Exercise prompt.
From the House of Lords debate excerpt, write out everything from "It should be" down to "160 per cent.", copying it word for word.

Excerpted passage.
It should be remembered that car ownership is higher in France, Germany and Italy than in the United Kingdom. The noble Lord, Lord Hampton, drew your Lordships' attention to the fact that he believes that a greater sum of money was spent on public transport infrastructure in those countries. The disappointing fact that I have to give to the noble Lord, Lord Hampton—and I draw it not from any of the government departments but from the Guardian newspaper last Friday—is that the use of those facilities is dropping.

The matter of company cars was drawn to your Lordships' attention by many speakers, including the noble Lord, Lord McIntosh. I remind him that the Chancellor of the Exchequer has in the past two years increased the tax rate benefit scales by 160 per cent.

Perhaps I may say in closing that, as with many other noble Lords, the noble Lord, Lord Hampton, said that the motor car was in some ways an object of hate and derision today. He referred to the unattractive sight of multi-storey car parks. The car is guilty of many things, but one thing I can assure the noble Lord of is that if he goes to Chesterfield he will see two multi-storey car parks. One is an example of a true eyesore and the other is, I think, a fine building. It is interesting that they both do the same job and store roughly the same number of cars.

The last example I will give to the noble Lord, Lord Hampton, is that as I went into Milton Keynes this morning to catch a train, as the modern British man does coming from Milton Keynes, I saw there also a very fine contemporary multi-storey car park that fits in with the buildings.

I very much hope that, directly or indirectly, I have been able to answer the wide range of important points that have been raised by your Lordships this afternoon. I shall read the debate in the Official Report very carefully and if I have omitted to respond to any point today I shall certainly put that right by writing to the noble Lord concerned.

My aim has been to demonstrate to your Lordships that, complicated and wide-ranging as the subjects of today's debate are, the Government are taking whatever action is needed to answer the questions that are raised. The programme of legislation announced in the gracious Speech, with major Bills on both food and the environment, is one further instance of that. Contrary to what it is so convenient for some critics to have us believe, the Government's commitment is absolute. Their record, both at home and abroad, is one of which this country can be proud. The progress over the past years has been dramatic and heartening. This Government are pledged to ensure that it will continue at a fast pace.

Lord Hatch of Lusby

My Lords, before the noble Lord sits down, I am sorry to interrupt his speech, but he referred directly to me and to the Commonwealth Heads of Government meeting in Kuala Lumpur. At that meeting the British Prime Minister vetoed the setting up of an environmental fund in order to assist the third world countries to develop without creating the kind of pollution that we have seen in the West. Now he says that she was right to do so because this would have been a bureaucratic body. Is the noble Lord happy to repeat the Prime Minister's words that if she is the only one of the 49 who believes this, then she is sorry for the 48? Is he happy that she was right and the 48 who believed in setting up the fund were wrong?

Lord Hesketh

My Lords, I feel I have fairly comprehensively answered the noble Lord, but I am always happy to repeat what the Prime Minister says.

The Earl of Strathmore and Kinghorne

My Lords, on behalf of my noble friend Lord Caithness I beg to move that this debate be now adjourned until tomorrow.

Moved, That this debate be now adjourned until tomorrow.—(The Earl of Strathmore and Kinghorne.)

On Question, Motion agreed to, and debate adjourned accordingly.

House adjourned at ten minutes before seven o'clock.

(Data items)
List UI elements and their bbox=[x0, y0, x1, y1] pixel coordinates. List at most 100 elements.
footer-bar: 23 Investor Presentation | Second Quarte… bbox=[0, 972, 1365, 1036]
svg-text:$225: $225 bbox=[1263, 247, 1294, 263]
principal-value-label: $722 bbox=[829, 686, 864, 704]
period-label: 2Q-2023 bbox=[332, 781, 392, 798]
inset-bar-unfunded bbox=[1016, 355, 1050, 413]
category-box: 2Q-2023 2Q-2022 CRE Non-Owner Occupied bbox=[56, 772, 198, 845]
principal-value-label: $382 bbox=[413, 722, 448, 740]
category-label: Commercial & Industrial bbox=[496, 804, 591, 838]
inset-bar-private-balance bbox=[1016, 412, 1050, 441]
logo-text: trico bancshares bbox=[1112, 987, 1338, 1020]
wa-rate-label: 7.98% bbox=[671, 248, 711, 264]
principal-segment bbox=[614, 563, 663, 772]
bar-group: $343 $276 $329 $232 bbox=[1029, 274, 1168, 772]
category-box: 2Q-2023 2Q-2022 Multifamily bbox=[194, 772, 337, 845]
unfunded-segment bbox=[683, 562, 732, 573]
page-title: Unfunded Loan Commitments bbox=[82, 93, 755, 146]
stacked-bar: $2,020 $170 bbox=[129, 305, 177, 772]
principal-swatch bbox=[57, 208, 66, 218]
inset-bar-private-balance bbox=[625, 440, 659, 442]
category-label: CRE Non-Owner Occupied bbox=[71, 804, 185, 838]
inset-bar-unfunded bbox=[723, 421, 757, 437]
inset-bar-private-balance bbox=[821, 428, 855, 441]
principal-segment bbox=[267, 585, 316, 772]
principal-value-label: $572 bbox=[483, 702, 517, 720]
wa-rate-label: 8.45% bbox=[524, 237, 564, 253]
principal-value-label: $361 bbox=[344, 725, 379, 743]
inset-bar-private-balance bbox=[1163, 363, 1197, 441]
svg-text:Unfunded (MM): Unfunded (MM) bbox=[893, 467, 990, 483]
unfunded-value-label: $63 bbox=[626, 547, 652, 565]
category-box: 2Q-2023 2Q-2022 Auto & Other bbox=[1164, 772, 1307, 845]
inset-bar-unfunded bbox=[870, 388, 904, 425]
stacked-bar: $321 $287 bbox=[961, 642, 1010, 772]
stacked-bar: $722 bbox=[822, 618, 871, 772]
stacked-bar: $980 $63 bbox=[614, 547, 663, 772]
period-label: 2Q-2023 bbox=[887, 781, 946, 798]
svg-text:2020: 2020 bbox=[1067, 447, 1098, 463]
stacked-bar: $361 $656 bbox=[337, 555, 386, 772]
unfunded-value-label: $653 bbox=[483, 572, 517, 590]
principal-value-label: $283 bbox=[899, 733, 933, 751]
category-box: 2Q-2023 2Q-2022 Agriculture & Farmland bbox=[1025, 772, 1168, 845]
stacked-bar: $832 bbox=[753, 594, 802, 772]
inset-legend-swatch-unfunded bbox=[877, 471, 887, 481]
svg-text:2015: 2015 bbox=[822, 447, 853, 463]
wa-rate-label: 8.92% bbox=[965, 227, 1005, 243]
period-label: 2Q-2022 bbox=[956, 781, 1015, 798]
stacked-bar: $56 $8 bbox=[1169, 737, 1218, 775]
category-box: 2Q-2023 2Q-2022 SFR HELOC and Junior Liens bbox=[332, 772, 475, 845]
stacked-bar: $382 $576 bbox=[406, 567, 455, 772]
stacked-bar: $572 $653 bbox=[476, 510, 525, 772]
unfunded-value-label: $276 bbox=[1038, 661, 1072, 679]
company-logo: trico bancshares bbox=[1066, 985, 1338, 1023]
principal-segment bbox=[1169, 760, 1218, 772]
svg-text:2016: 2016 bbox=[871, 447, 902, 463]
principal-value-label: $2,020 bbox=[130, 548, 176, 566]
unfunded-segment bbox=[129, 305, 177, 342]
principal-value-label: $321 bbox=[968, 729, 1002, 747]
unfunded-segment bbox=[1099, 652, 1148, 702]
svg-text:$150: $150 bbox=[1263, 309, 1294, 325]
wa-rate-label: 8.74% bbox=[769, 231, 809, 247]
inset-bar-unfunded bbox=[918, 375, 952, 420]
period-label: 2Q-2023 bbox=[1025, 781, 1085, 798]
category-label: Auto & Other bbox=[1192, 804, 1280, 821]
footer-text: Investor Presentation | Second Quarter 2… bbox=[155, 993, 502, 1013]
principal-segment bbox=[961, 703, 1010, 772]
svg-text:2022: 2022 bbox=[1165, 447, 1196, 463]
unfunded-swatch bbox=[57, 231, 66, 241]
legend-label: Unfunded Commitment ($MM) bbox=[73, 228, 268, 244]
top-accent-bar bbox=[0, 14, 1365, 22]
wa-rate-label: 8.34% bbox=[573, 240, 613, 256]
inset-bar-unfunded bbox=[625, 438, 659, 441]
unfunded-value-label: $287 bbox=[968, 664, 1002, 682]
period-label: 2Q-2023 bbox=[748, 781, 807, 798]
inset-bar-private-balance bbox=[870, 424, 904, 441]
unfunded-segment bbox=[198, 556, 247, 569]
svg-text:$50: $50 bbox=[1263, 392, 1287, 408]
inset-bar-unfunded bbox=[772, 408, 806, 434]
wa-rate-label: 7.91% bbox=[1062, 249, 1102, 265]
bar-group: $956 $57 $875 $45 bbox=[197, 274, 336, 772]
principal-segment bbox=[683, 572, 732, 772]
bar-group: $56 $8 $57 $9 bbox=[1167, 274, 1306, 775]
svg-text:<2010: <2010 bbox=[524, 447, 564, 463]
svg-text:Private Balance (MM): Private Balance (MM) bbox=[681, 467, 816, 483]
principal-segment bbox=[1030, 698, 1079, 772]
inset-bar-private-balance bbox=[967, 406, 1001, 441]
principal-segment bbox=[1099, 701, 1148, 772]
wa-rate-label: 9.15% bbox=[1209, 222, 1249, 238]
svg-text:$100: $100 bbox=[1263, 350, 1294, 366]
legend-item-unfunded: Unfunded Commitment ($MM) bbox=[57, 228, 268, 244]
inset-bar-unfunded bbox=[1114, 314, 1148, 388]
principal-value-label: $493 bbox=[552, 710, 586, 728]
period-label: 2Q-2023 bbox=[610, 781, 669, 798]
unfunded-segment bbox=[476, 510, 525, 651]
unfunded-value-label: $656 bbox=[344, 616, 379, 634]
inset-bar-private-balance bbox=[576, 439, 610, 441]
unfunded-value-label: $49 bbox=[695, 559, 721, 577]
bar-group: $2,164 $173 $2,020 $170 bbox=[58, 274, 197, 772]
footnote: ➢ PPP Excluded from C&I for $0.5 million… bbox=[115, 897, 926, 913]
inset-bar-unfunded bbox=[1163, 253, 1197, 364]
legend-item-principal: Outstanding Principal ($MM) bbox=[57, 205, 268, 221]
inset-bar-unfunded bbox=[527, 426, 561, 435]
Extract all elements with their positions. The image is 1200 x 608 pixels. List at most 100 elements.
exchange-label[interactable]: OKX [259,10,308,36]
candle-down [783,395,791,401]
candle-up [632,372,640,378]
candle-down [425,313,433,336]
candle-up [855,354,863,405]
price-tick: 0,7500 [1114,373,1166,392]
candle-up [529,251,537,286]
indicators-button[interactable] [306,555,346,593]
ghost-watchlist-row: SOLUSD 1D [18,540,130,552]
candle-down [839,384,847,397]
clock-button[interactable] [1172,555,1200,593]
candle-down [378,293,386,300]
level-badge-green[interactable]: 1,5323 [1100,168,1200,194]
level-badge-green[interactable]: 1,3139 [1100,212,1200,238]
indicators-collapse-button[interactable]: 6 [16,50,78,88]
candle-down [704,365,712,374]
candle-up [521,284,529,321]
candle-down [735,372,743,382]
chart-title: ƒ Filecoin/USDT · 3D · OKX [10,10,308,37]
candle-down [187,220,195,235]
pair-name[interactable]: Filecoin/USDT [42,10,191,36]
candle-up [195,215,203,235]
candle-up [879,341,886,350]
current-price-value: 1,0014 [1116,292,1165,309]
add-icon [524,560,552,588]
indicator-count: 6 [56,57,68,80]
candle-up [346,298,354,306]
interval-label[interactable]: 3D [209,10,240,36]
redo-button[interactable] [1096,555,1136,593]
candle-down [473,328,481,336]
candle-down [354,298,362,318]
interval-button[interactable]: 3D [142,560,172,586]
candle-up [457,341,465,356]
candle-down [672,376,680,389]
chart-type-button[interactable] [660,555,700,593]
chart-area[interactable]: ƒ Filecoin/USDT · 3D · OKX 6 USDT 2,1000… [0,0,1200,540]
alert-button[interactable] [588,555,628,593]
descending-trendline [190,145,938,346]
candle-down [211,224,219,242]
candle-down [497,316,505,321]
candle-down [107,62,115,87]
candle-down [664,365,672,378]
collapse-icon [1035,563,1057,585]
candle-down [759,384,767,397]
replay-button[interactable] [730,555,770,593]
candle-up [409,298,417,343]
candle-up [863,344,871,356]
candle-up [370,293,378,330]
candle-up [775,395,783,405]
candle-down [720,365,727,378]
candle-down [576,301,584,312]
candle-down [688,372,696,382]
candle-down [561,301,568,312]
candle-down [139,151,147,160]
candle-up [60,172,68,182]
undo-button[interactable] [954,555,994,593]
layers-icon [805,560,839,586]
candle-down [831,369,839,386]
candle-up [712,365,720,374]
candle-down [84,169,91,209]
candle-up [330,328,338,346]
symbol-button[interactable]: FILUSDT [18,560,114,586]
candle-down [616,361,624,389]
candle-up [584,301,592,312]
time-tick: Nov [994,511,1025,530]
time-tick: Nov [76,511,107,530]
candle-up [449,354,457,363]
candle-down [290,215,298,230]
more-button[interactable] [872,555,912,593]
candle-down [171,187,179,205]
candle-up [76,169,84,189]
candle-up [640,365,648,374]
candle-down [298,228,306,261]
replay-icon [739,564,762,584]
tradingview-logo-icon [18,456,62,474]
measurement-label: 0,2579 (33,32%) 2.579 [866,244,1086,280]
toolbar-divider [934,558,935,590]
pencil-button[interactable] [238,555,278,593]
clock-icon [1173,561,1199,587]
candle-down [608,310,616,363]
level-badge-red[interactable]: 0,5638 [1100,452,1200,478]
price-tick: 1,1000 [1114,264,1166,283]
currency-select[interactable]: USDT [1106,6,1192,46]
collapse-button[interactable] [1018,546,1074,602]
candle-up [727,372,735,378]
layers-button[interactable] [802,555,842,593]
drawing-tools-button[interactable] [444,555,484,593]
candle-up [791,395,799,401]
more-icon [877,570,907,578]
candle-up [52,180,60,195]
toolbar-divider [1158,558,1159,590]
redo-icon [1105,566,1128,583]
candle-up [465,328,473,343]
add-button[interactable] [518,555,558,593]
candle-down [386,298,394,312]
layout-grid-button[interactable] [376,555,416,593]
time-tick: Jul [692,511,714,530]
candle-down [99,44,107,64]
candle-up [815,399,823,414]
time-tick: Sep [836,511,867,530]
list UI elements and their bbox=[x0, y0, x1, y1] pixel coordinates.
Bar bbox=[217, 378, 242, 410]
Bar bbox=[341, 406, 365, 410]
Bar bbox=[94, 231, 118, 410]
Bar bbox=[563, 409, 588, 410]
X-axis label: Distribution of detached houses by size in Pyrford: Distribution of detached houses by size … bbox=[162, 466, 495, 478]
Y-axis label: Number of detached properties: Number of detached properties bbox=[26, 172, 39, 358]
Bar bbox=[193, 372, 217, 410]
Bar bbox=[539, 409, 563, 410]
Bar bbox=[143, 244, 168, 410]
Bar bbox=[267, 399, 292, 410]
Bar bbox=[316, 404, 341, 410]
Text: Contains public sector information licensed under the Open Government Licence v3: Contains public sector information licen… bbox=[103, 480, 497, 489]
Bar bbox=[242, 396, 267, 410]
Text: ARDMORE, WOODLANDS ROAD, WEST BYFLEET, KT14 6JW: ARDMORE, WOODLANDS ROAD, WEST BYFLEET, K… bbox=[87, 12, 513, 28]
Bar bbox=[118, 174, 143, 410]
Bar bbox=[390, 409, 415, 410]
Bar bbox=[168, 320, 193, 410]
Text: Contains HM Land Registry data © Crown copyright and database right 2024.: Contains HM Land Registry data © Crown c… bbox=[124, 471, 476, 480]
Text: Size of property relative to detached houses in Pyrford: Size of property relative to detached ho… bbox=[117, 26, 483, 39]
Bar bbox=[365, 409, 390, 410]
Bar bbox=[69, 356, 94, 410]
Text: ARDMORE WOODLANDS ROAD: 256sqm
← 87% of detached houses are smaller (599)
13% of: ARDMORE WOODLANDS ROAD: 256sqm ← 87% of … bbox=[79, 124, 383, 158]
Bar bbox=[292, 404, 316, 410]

Written response.
It should be remembered that car ownership is higher in France, Germany and Italy than in the United Kingdom. The noble Lord, Lord Hampton, drew your Lordships' attention to the fact that he believes that a greater sum of money was spent on public transport infrastructure in those countries. The disappointing fact that I have to give to the noble Lord, Lord Hampton—and I draw it not from any of the government departments but from the Guardian newspaper last Friday—is that the use of those facilities is dropping.

The matter of company cars was drawn to your Lordships' attention by many speakers, including the noble Lord, Lord McIntosh. I remind him that the Chancellor of the Exchequer has in the past two years increased the tax rate benefit scales by 160 per cent.